→ Set task
Show every line where "change" occurs.

→ The data
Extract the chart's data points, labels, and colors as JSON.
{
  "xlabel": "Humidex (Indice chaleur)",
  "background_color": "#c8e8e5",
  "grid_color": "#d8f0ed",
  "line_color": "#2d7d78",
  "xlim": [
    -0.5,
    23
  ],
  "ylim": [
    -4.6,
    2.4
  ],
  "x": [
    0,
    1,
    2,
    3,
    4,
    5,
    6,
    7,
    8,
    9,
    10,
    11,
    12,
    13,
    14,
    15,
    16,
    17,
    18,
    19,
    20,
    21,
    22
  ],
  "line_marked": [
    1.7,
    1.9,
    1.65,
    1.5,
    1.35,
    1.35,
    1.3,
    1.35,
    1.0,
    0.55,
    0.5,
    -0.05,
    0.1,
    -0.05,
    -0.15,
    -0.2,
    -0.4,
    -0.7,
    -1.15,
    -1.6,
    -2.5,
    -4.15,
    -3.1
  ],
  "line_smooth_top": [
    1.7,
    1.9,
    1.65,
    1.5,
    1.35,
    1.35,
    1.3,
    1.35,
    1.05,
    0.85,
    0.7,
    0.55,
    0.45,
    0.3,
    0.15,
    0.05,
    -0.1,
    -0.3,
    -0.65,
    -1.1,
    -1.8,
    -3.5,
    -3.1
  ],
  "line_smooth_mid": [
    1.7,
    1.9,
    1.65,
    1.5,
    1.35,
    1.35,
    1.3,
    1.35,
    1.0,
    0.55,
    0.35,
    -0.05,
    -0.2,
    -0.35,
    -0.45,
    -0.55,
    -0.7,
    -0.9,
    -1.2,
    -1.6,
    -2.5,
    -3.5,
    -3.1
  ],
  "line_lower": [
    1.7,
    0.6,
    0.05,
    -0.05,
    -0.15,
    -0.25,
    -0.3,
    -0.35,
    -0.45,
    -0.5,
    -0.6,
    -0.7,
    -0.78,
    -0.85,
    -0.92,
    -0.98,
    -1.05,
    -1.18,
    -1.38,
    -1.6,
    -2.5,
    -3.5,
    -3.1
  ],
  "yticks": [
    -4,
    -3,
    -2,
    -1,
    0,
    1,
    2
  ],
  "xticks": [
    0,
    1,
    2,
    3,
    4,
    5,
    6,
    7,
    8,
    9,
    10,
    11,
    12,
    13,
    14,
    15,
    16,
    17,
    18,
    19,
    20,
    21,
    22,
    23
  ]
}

...

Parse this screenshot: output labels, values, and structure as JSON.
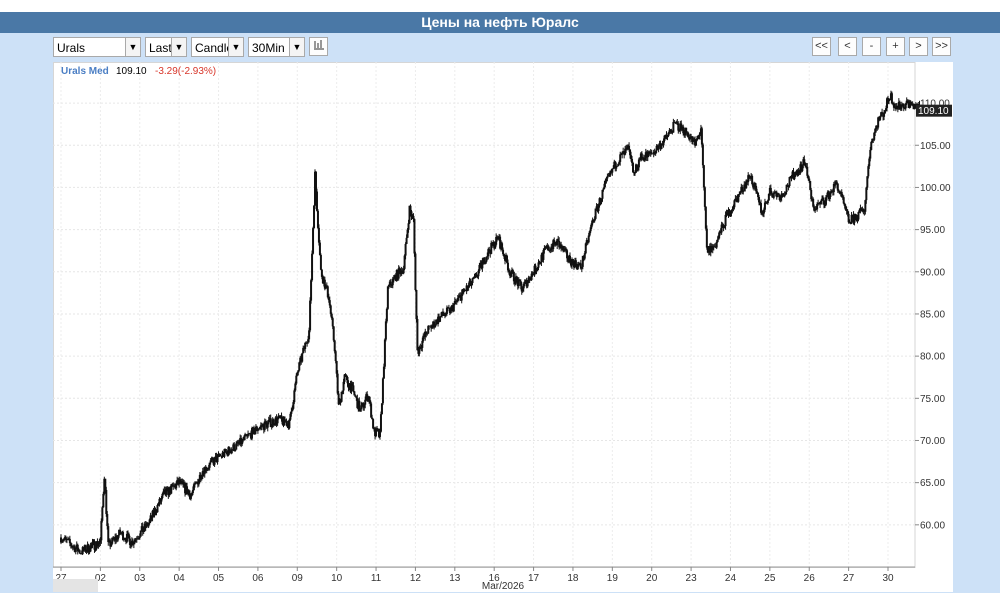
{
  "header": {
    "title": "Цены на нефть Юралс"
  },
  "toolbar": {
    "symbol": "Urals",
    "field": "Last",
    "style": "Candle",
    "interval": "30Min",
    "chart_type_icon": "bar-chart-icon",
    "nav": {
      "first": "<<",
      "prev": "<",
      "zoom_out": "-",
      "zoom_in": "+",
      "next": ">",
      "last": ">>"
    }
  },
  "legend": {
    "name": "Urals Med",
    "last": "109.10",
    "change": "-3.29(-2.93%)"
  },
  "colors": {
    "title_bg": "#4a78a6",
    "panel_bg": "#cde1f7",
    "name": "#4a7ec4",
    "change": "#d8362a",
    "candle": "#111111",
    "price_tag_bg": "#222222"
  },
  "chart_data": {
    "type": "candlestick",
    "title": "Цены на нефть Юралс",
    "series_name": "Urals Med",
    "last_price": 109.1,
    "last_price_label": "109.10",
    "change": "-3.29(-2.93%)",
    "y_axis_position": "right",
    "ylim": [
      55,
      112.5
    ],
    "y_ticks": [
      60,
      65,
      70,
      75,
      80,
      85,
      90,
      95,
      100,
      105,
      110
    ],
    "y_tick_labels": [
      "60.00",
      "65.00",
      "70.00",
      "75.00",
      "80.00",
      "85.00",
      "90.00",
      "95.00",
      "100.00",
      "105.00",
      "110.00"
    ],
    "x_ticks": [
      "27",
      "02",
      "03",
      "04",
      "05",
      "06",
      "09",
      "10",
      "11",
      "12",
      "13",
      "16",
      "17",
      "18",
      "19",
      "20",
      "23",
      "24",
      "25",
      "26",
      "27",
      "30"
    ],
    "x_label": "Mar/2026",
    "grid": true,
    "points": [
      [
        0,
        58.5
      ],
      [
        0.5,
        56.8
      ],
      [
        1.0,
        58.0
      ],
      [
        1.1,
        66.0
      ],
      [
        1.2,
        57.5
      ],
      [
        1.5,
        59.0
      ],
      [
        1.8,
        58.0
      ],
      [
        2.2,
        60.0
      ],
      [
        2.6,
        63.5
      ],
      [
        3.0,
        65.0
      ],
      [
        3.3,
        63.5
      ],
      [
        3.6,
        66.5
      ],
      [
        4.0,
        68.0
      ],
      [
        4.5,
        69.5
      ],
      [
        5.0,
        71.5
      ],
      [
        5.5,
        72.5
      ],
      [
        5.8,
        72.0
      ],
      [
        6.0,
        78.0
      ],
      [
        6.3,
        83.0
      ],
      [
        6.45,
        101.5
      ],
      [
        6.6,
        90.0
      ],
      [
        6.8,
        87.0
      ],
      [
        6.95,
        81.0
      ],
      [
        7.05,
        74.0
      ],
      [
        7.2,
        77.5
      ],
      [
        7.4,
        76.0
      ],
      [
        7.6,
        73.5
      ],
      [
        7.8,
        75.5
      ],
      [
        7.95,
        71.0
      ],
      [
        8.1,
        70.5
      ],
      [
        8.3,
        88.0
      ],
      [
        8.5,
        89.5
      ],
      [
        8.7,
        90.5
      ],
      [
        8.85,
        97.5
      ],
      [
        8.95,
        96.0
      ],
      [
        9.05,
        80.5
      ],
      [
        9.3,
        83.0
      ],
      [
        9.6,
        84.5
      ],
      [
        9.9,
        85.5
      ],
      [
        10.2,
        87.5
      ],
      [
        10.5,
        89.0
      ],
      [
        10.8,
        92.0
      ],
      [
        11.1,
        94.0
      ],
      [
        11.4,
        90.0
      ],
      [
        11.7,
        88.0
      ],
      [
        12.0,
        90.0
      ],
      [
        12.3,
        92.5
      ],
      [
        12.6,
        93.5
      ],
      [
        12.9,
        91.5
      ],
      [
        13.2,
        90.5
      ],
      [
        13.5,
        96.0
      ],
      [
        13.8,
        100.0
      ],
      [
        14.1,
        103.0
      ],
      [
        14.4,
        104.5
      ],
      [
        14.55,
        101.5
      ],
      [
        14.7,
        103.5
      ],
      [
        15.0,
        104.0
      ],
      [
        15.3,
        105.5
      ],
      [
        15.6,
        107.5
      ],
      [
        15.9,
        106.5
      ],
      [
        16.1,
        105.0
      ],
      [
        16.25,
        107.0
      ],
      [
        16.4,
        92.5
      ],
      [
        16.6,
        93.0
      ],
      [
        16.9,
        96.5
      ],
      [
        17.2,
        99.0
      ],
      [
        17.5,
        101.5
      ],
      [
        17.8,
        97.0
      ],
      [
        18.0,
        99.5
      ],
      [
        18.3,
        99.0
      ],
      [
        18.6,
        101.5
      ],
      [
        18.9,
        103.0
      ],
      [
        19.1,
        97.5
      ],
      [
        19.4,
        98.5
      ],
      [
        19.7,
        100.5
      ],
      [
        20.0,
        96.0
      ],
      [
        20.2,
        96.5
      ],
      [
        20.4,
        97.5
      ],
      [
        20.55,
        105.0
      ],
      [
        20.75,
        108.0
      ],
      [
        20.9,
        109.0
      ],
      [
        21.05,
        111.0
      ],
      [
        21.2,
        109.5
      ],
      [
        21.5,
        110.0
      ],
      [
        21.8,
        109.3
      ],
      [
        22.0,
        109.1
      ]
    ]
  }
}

→ Answer to the task
    "change": "-3.29(-2.93%)"
    "change": "#d8362a",
    "change": "-3.29(-2.93%)",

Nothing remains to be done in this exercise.